Track down the lines that contain "this" and copy them.

Extracted data entries
-- BEGIN --

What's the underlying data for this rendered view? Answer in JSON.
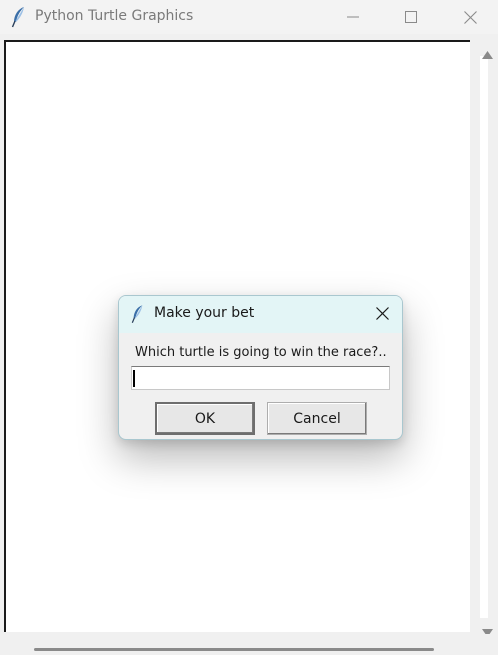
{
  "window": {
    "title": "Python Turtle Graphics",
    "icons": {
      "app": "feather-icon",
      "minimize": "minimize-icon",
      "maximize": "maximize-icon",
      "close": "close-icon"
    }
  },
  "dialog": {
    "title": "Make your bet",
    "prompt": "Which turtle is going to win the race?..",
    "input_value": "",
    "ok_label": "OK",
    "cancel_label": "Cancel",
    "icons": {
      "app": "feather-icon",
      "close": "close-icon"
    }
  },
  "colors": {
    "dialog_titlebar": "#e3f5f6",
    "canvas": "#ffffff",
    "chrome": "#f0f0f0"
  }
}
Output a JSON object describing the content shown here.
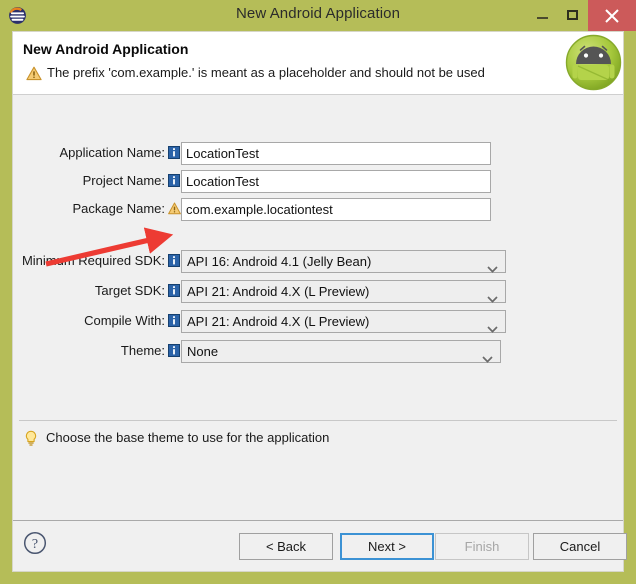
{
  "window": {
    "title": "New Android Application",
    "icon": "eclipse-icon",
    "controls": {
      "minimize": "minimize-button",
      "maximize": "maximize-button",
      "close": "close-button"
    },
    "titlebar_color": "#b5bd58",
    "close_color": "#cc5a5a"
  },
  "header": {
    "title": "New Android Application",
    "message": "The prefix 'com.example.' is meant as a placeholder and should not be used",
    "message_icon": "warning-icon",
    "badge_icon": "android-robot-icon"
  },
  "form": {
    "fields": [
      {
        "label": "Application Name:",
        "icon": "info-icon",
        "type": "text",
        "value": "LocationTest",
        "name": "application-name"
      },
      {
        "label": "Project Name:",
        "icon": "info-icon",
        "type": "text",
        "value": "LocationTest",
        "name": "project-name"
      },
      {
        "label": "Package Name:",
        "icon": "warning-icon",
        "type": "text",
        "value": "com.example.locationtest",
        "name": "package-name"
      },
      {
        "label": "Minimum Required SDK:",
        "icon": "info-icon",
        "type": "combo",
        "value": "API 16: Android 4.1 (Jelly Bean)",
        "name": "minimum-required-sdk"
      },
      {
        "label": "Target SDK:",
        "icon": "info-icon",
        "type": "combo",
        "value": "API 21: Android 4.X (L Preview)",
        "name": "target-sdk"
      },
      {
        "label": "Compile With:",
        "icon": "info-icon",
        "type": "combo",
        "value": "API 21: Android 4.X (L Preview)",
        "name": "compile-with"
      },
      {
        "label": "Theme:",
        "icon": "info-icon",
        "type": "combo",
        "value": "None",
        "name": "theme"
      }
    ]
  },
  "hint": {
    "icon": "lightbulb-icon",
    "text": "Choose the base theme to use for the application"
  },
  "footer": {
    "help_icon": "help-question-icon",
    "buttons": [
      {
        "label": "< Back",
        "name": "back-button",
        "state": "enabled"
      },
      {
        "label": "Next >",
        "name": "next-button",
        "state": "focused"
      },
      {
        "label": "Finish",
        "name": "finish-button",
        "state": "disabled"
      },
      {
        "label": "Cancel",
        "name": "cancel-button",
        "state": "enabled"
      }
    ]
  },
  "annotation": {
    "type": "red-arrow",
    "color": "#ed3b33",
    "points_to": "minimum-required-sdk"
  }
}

-- END --
-- BEGIN --

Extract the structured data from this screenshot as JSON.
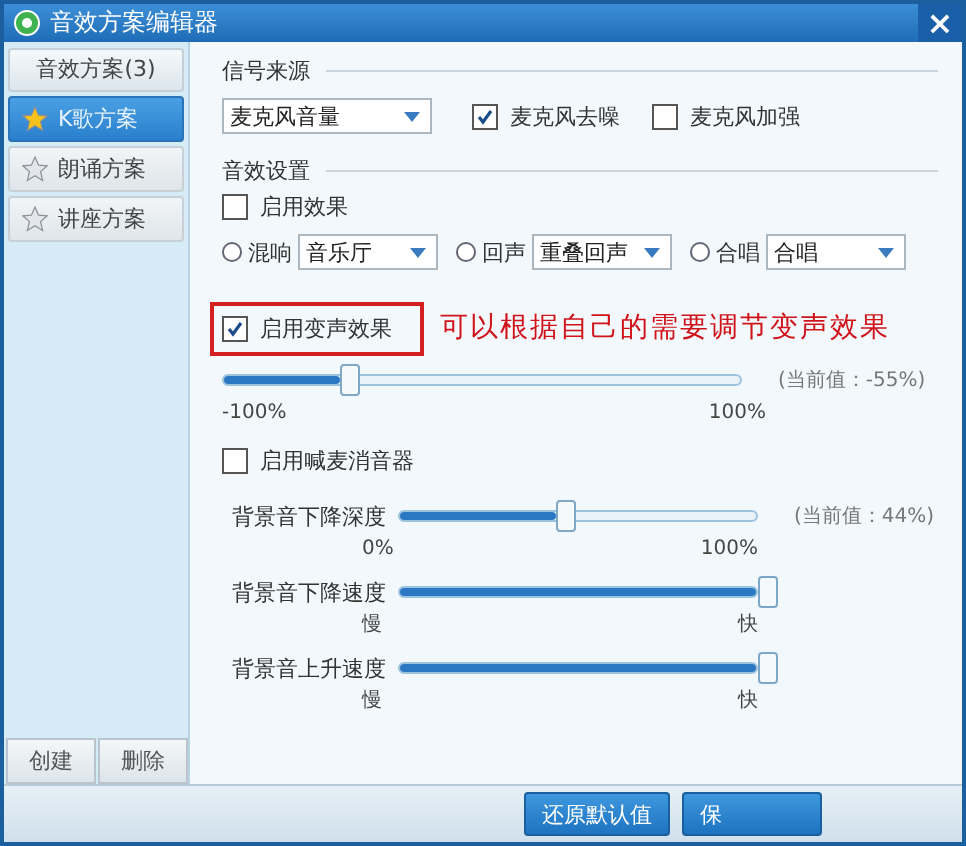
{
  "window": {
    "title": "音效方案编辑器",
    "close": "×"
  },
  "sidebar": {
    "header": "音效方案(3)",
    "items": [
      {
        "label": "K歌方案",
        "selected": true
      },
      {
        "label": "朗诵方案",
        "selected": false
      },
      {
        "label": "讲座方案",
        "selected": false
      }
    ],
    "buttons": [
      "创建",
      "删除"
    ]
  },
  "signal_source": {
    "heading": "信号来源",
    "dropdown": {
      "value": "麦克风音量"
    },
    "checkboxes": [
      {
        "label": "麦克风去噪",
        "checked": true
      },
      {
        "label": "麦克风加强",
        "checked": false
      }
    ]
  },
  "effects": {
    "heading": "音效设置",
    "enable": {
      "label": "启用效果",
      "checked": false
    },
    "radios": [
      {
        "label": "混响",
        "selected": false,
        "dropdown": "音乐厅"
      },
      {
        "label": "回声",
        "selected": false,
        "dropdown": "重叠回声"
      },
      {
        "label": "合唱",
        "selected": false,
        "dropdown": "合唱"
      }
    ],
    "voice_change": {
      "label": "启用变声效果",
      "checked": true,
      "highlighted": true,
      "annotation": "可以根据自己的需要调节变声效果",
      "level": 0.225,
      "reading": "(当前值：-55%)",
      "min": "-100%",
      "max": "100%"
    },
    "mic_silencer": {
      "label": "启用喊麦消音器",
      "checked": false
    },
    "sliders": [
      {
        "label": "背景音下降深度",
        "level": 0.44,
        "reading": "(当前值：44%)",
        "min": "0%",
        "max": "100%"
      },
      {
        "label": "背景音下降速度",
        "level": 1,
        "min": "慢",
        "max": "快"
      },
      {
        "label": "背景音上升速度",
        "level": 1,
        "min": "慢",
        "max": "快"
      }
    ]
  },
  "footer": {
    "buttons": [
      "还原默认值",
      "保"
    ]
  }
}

-- END --

§ Final result:
What's the underlying data for this rendered view? Answer in JSON.
Extract the structured data from this screenshot as JSON.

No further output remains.